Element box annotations
▽
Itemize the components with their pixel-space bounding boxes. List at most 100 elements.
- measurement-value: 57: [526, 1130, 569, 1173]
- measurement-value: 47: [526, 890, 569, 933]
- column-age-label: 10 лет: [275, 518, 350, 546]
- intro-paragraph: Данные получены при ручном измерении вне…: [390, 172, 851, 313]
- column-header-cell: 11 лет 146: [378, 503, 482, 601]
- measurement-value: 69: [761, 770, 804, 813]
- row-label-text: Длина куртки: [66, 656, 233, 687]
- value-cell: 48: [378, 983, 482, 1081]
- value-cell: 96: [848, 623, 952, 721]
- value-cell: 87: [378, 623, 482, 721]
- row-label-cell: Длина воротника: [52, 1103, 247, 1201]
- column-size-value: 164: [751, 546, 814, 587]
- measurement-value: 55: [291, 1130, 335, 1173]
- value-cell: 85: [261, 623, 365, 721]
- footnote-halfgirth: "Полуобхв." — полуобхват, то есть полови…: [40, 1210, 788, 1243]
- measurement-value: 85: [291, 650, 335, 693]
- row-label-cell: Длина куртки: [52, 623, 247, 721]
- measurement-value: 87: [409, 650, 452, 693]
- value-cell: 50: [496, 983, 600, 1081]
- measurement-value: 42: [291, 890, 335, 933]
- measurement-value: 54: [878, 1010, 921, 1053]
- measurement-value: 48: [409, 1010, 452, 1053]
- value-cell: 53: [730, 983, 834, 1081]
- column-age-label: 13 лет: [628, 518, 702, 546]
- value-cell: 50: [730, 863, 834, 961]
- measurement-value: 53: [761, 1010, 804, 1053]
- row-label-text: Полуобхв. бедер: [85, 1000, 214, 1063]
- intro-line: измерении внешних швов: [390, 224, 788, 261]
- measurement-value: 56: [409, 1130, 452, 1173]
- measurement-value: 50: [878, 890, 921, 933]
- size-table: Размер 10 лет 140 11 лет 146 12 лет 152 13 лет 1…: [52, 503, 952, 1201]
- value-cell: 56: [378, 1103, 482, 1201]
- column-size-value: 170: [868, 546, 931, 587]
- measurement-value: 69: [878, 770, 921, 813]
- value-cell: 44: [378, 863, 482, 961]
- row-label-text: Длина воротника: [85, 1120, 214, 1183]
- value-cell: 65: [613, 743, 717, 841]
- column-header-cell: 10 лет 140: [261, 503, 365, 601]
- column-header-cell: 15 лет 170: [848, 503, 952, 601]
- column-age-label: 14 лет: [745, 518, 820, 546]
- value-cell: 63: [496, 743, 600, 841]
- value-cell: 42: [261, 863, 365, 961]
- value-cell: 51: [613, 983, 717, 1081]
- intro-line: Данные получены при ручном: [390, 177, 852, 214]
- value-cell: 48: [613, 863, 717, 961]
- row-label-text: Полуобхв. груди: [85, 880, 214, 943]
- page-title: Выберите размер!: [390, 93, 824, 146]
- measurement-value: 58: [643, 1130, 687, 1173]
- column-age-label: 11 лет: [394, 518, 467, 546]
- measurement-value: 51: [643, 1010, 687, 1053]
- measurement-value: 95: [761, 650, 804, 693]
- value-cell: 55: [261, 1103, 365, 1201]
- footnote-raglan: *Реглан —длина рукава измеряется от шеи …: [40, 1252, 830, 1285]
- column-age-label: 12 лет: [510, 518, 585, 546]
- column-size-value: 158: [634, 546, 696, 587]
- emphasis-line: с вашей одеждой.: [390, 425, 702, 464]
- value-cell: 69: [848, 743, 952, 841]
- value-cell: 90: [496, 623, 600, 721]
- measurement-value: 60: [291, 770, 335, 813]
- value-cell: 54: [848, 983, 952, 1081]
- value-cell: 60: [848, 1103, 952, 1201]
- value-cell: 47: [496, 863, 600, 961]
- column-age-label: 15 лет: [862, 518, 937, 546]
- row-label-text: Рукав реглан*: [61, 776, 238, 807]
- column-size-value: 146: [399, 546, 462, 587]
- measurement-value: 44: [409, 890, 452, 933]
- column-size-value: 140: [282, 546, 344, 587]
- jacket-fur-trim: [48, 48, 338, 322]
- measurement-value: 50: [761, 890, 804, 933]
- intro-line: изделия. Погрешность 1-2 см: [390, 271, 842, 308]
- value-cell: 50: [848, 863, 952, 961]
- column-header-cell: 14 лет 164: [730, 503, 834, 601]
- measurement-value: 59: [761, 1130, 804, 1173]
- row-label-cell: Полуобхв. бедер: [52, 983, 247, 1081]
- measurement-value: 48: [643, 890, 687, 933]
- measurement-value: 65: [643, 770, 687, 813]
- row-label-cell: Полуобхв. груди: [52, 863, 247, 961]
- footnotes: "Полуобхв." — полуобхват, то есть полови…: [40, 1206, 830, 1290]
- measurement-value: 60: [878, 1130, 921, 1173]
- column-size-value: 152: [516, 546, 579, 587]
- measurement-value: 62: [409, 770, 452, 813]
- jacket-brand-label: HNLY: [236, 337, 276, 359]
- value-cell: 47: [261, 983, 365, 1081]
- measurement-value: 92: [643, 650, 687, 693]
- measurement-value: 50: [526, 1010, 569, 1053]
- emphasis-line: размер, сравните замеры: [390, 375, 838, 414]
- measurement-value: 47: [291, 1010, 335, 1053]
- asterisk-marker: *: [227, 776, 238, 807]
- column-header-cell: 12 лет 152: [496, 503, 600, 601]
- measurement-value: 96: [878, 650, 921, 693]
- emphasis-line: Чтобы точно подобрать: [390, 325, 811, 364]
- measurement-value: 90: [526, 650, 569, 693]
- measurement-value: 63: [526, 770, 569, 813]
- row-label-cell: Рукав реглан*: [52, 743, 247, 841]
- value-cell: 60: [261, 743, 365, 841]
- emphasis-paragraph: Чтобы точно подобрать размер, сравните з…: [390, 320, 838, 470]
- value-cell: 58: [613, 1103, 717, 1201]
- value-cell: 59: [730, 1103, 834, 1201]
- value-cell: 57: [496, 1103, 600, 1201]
△
**Required work**
Rewrite the items from the start through the line containing "- column-age-label: 10", renaming "measurement-value" to "measured-value" and leaving everything else unchanged.

**Written response**
Itemize the components with their pixel-space bounding boxes. List at most 100 elements.
- measured-value: 57: [526, 1130, 569, 1173]
- measured-value: 47: [526, 890, 569, 933]
- column-age-label: 10 лет: [275, 518, 350, 546]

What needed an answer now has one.